### RAW DATA
########

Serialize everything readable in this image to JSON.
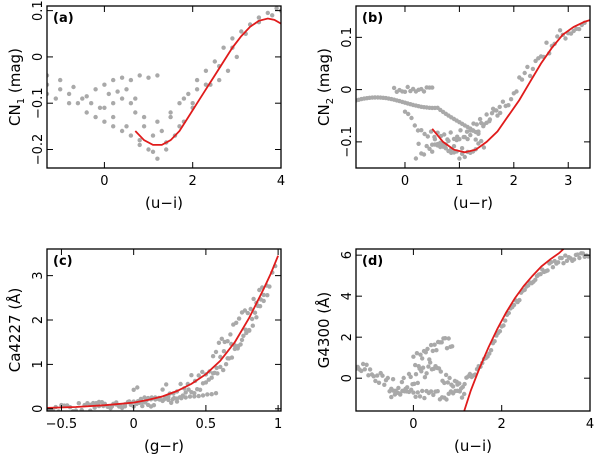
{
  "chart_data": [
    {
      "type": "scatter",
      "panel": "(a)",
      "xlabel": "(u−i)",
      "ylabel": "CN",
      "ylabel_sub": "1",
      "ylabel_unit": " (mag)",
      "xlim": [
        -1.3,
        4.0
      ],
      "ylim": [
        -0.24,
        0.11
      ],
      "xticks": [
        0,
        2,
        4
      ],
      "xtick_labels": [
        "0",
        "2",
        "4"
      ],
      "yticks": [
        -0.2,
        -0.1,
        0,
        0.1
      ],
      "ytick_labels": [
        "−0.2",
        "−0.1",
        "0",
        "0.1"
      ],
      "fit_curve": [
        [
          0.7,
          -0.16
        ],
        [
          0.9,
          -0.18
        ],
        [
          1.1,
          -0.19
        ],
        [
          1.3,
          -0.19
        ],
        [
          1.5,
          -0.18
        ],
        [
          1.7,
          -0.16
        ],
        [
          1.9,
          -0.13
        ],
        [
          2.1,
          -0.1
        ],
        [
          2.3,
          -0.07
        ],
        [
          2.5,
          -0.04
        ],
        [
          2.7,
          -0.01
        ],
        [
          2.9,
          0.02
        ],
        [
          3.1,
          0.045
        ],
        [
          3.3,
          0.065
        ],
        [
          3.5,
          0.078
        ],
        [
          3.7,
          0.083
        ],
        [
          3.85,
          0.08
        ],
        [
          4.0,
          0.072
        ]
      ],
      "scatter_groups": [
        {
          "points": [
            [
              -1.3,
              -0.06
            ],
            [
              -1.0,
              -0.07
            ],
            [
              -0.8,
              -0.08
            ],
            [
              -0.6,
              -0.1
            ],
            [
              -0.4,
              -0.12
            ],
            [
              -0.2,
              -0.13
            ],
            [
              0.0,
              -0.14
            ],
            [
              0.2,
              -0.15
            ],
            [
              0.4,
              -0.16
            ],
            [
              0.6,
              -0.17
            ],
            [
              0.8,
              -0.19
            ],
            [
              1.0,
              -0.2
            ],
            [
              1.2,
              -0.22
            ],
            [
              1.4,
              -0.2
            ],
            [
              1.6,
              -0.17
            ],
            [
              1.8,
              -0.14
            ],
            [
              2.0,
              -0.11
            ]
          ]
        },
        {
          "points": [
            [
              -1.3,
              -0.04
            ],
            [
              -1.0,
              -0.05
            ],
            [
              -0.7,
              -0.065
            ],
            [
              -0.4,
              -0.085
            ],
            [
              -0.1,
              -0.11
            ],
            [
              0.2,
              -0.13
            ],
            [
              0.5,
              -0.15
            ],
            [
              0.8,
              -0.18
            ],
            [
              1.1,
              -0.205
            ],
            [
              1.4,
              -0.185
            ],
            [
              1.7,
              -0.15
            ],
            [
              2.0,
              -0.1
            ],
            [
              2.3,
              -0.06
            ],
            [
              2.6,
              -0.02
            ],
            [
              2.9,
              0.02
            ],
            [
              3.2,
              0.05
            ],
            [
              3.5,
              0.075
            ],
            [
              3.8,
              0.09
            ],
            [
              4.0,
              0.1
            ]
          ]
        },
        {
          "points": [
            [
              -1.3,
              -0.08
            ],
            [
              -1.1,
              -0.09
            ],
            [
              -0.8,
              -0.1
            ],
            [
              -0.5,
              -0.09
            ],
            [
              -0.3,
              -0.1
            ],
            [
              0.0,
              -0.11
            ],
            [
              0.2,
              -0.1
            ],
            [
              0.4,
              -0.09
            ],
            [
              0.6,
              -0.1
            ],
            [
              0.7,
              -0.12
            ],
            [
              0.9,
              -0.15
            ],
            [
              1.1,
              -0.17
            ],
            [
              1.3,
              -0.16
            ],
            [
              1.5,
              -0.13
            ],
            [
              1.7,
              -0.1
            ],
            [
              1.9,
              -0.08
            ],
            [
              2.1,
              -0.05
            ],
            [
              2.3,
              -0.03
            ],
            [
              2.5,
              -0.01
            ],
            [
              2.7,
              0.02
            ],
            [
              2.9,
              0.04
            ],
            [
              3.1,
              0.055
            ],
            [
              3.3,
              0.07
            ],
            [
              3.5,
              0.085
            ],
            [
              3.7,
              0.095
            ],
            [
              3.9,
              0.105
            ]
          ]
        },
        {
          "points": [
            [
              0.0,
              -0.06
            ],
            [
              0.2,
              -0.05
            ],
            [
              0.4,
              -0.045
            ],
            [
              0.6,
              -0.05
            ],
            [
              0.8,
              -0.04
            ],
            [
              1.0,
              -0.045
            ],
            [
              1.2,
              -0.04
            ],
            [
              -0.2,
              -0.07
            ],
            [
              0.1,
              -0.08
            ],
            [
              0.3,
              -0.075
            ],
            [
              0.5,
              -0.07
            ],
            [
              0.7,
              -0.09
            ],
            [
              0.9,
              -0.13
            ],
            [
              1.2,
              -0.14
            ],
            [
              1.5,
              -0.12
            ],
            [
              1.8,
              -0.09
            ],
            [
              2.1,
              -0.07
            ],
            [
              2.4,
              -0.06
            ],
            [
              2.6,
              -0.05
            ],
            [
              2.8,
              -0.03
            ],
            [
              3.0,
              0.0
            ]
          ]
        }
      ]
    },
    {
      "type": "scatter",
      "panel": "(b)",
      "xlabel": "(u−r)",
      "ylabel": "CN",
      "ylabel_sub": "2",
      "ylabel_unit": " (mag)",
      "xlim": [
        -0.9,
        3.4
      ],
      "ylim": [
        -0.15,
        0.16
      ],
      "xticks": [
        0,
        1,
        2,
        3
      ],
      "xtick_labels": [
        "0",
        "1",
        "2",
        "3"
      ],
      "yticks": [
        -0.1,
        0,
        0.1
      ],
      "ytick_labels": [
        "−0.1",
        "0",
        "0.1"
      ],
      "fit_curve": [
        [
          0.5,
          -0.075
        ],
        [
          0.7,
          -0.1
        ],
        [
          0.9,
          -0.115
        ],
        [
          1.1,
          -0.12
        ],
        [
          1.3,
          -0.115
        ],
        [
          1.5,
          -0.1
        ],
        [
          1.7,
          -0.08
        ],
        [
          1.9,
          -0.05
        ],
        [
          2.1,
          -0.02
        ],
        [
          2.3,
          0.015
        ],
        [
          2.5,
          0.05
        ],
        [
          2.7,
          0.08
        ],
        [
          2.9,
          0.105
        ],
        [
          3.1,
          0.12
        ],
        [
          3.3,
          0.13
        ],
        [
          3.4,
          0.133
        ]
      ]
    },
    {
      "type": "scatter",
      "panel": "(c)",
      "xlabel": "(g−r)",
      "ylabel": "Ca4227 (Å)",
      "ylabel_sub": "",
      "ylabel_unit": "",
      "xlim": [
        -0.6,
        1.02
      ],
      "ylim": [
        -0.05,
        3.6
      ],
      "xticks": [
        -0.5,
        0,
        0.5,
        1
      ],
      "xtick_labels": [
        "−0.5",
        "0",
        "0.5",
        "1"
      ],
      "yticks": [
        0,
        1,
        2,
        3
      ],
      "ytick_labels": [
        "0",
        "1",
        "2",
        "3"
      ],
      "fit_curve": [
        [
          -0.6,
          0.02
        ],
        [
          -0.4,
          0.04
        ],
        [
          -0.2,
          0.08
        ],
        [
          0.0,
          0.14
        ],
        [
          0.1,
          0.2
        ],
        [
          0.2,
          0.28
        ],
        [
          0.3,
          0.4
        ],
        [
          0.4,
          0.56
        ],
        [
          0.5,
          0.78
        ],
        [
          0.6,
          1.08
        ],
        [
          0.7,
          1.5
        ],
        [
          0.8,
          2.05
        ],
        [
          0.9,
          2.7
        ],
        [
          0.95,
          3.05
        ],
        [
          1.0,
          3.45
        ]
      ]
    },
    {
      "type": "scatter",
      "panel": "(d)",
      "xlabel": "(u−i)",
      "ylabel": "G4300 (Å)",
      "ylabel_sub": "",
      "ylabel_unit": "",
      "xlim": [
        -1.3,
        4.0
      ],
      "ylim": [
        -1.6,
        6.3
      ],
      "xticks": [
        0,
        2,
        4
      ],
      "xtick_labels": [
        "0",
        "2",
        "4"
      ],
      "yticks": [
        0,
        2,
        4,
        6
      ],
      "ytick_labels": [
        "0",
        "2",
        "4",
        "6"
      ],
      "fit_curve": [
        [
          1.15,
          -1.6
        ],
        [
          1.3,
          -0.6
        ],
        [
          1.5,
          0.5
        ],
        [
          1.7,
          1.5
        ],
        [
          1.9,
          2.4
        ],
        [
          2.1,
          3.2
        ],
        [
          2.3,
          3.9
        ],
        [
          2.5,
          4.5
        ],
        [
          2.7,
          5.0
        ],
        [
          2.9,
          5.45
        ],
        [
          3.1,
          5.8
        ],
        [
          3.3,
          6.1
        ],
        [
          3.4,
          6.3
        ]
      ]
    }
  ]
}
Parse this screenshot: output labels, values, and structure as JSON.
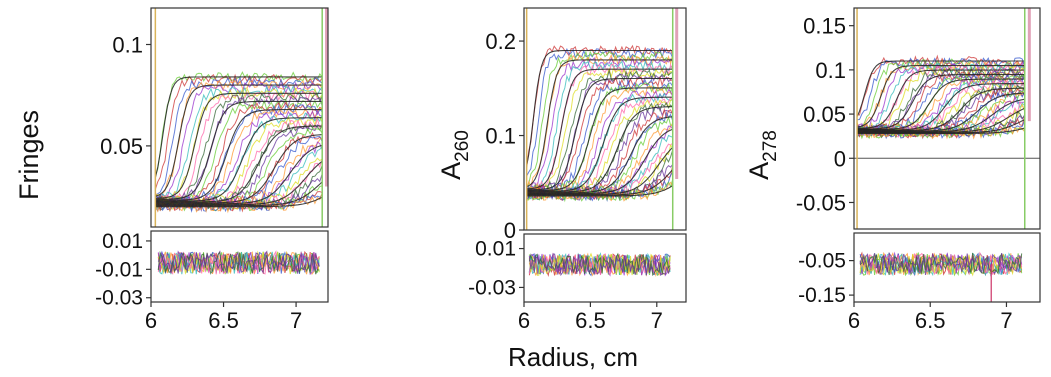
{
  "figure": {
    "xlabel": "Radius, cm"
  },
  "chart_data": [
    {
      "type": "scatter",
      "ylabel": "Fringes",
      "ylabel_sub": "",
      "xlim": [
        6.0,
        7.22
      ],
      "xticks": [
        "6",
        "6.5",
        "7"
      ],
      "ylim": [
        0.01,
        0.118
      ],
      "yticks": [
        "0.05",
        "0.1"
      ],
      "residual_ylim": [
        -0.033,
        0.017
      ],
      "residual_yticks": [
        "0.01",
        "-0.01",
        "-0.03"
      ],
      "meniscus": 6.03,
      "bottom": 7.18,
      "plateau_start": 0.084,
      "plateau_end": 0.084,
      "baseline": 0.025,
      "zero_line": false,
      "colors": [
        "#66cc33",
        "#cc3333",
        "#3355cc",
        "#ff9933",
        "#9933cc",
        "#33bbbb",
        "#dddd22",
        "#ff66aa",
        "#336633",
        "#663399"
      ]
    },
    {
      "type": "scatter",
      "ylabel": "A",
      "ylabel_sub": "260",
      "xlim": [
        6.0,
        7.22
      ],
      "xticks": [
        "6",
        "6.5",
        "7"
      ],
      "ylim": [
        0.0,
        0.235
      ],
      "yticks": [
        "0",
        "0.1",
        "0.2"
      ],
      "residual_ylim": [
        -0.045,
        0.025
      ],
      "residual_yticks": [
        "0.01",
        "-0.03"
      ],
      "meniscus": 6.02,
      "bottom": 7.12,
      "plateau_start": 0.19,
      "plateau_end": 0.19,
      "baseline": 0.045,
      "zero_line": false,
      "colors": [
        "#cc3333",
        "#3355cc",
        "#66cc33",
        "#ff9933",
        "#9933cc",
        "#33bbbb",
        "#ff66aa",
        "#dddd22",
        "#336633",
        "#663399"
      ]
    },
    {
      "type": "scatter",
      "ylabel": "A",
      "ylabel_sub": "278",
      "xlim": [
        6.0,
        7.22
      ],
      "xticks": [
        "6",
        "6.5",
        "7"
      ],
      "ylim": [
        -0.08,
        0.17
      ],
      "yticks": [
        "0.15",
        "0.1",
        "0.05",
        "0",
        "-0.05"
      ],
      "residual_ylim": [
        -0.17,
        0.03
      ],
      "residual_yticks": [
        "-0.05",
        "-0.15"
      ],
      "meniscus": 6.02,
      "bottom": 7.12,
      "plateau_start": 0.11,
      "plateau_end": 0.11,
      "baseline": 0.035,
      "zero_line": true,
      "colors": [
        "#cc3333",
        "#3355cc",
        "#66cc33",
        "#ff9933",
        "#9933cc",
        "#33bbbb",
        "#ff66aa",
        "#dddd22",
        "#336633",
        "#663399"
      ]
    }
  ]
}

########

### REQUIRED TASK
Scan the material for lines with the word "xlabel", and copy each line you find.

### EXERCISE ANSWER
      "xlabel": "(u−i)",
      "xlabel": "(u−r)",
      "xlabel": "(g−r)",
      "xlabel": "(u−i)",
    "xlabel": "Radius, cm"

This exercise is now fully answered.